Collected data
::::::::::
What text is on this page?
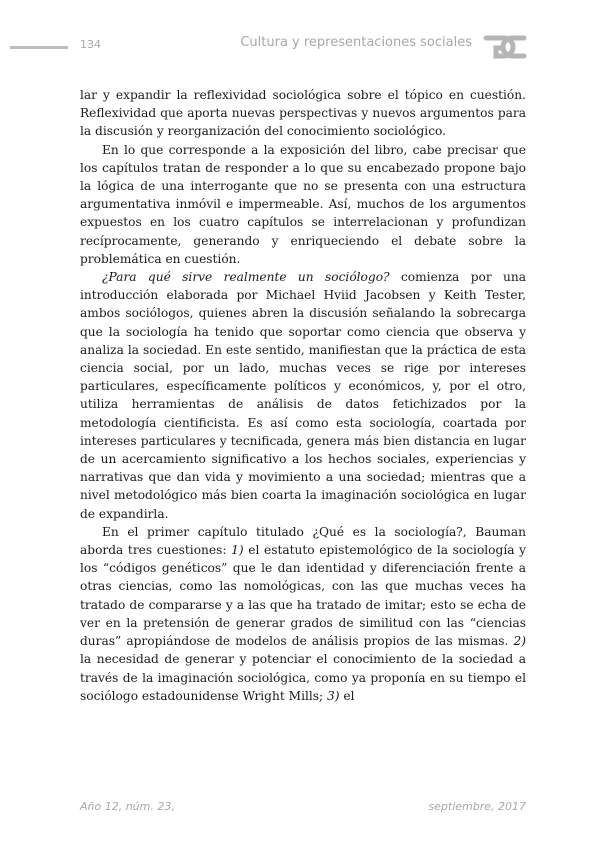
134	Cultura y representaciones sociales

lar y expandir la reflexividad sociológica sobre el tópico en cuestión. Reflexividad que aporta nuevas perspectivas y nuevos argumentos para la discusión y reorganización del conocimiento sociológico.

En lo que corresponde a la exposición del libro, cabe precisar que los capítulos tratan de responder a lo que su encabezado propone bajo la lógica de una interrogante que no se presenta con una estructura argumentativa inmóvil e impermeable. Así, muchos de los argumentos expuestos en los cuatro capítulos se interrelacionan y profundizan recíprocamente, generando y enriqueciendo el debate sobre la problemática en cuestión.

¿Para qué sirve realmente un sociólogo? comienza por una introducción elaborada por Michael Hviid Jacobsen y Keith Tester, ambos sociólogos, quienes abren la discusión señalando la sobrecarga que la sociología ha tenido que soportar como ciencia que observa y analiza la sociedad. En este sentido, manifiestan que la práctica de esta ciencia social, por un lado, muchas veces se rige por intereses particulares, específicamente políticos y económicos, y, por el otro, utiliza herramientas de análisis de datos fetichizados por la metodología cientificista. Es así como esta sociología, coartada por intereses particulares y tecnificada, genera más bien distancia en lugar de un acercamiento significativo a los hechos sociales, experiencias y narrativas que dan vida y movimiento a una sociedad; mientras que a nivel metodológico más bien coarta la imaginación sociológica en lugar de expandirla.

En el primer capítulo titulado ¿Qué es la sociología?, Bauman aborda tres cuestiones: 1) el estatuto epistemológico de la sociología y los “códigos genéticos” que le dan identidad y diferenciación frente a otras ciencias, como las nomológicas, con las que muchas veces ha tratado de compararse y a las que ha tratado de imitar; esto se echa de ver en la pretensión de generar grados de similitud con las “ciencias duras” apropiándose de modelos de análisis propios de las mismas. 2) la necesidad de generar y potenciar el conocimiento de la sociedad a través de la imaginación sociológica, como ya proponía en su tiempo el sociólogo estadounidense Wright Mills; 3) el

Año 12, núm. 23,	septiembre, 2017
::::::::::
• [WORK TO BE COMPLETED]
Output a faithful copy of the data, with each picture left out.

• [REPLY]
What text is on this page?
134	Cultura y representaciones sociales

lar y expandir la reflexividad sociológica sobre el tópico en cuestión. Reflexividad que aporta nuevas perspectivas y nuevos argumentos para la discusión y reorganización del conocimiento sociológico.

En lo que corresponde a la exposición del libro, cabe precisar que los capítulos tratan de responder a lo que su encabezado propone bajo la lógica de una interrogante que no se presenta con una estructura argumentativa inmóvil e impermeable. Así, muchos de los argumentos expuestos en los cuatro capítulos se interrelacionan y profundizan recíprocamente, generando y enriqueciendo el debate sobre la problemática en cuestión.

¿Para qué sirve realmente un sociólogo? comienza por una introducción elaborada por Michael Hviid Jacobsen y Keith Tester, ambos sociólogos, quienes abren la discusión señalando la sobrecarga que la sociología ha tenido que soportar como ciencia que observa y analiza la sociedad. En este sentido, manifiestan que la práctica de esta ciencia social, por un lado, muchas veces se rige por intereses particulares, específicamente políticos y económicos, y, por el otro, utiliza herramientas de análisis de datos fetichizados por la metodología cientificista. Es así como esta sociología, coartada por intereses particulares y tecnificada, genera más bien distancia en lugar de un acercamiento significativo a los hechos sociales, experiencias y narrativas que dan vida y movimiento a una sociedad; mientras que a nivel metodológico más bien coarta la imaginación sociológica en lugar de expandirla.

En el primer capítulo titulado ¿Qué es la sociología?, Bauman aborda tres cuestiones: 1) el estatuto epistemológico de la sociología y los “códigos genéticos” que le dan identidad y diferenciación frente a otras ciencias, como las nomológicas, con las que muchas veces ha tratado de compararse y a las que ha tratado de imitar; esto se echa de ver en la pretensión de generar grados de similitud con las “ciencias duras” apropiándose de modelos de análisis propios de las mismas. 2) la necesidad de generar y potenciar el conocimiento de la sociedad a través de la imaginación sociológica, como ya proponía en su tiempo el sociólogo estadounidense Wright Mills; 3) el

Año 12, núm. 23,	septiembre, 2017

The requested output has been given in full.